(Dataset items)
▼
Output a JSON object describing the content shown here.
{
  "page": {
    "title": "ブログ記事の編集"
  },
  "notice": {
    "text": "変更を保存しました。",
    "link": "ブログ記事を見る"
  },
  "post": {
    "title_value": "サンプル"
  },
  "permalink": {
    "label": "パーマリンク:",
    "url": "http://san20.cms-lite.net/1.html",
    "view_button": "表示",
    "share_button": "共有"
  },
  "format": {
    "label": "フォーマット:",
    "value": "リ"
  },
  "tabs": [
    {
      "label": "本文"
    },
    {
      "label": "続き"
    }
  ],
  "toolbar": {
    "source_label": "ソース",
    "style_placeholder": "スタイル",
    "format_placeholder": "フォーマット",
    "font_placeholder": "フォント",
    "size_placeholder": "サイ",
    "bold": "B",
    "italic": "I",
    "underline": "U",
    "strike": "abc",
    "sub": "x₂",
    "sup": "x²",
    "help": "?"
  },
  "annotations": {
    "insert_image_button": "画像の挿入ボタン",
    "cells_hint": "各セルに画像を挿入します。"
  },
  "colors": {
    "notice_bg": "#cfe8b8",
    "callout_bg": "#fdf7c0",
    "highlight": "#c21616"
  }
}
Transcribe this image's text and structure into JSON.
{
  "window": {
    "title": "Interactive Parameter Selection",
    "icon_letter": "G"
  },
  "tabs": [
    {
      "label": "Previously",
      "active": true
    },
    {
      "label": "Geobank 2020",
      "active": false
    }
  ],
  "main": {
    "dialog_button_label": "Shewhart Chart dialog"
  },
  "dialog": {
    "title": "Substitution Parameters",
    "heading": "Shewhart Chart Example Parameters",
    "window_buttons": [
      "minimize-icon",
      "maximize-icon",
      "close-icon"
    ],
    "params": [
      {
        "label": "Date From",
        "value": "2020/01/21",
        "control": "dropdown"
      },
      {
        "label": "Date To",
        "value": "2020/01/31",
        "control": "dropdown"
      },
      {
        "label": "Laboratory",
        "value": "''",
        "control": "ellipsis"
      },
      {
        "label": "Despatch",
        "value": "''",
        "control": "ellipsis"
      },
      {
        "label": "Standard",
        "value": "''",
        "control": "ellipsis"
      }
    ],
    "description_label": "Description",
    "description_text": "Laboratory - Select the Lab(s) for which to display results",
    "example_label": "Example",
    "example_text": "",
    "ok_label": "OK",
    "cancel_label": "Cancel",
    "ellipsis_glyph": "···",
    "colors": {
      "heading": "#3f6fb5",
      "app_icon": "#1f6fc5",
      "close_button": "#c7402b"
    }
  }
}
▲
▶ **Goal**:
Output all of the data again, exactly.

▶ **Answer to this problem**:
Output a JSON object describing the content shown here.
{
  "page": {
    "title": "ブログ記事の編集"
  },
  "notice": {
    "text": "変更を保存しました。",
    "link": "ブログ記事を見る"
  },
  "post": {
    "title_value": "サンプル"
  },
  "permalink": {
    "label": "パーマリンク:",
    "url": "http://san20.cms-lite.net/1.html",
    "view_button": "表示",
    "share_button": "共有"
  },
  "format": {
    "label": "フォーマット:",
    "value": "リ"
  },
  "tabs": [
    {
      "label": "本文"
    },
    {
      "label": "続き"
    }
  ],
  "toolbar": {
    "source_label": "ソース",
    "style_placeholder": "スタイル",
    "format_placeholder": "フォーマット",
    "font_placeholder": "フォント",
    "size_placeholder": "サイ",
    "bold": "B",
    "italic": "I",
    "underline": "U",
    "strike": "abc",
    "sub": "x₂",
    "sup": "x²",
    "help": "?"
  },
  "annotations": {
    "insert_image_button": "画像の挿入ボタン",
    "cells_hint": "各セルに画像を挿入します。"
  },
  "colors": {
    "notice_bg": "#cfe8b8",
    "callout_bg": "#fdf7c0",
    "highlight": "#c21616"
  }
}
Transcribe this image's text and structure into JSON.
{
  "window": {
    "title": "Interactive Parameter Selection",
    "icon_letter": "G"
  },
  "tabs": [
    {
      "label": "Previously",
      "active": true
    },
    {
      "label": "Geobank 2020",
      "active": false
    }
  ],
  "main": {
    "dialog_button_label": "Shewhart Chart dialog"
  },
  "dialog": {
    "title": "Substitution Parameters",
    "heading": "Shewhart Chart Example Parameters",
    "window_buttons": [
      "minimize-icon",
      "maximize-icon",
      "close-icon"
    ],
    "params": [
      {
        "label": "Date From",
        "value": "2020/01/21",
        "control": "dropdown"
      },
      {
        "label": "Date To",
        "value": "2020/01/31",
        "control": "dropdown"
      },
      {
        "label": "Laboratory",
        "value": "''",
        "control": "ellipsis"
      },
      {
        "label": "Despatch",
        "value": "''",
        "control": "ellipsis"
      },
      {
        "label": "Standard",
        "value": "''",
        "control": "ellipsis"
      }
    ],
    "description_label": "Description",
    "description_text": "Laboratory - Select the Lab(s) for which to display results",
    "example_label": "Example",
    "example_text": "",
    "ok_label": "OK",
    "cancel_label": "Cancel",
    "ellipsis_glyph": "···",
    "colors": {
      "heading": "#3f6fb5",
      "app_icon": "#1f6fc5",
      "close_button": "#c7402b"
    }
  }
}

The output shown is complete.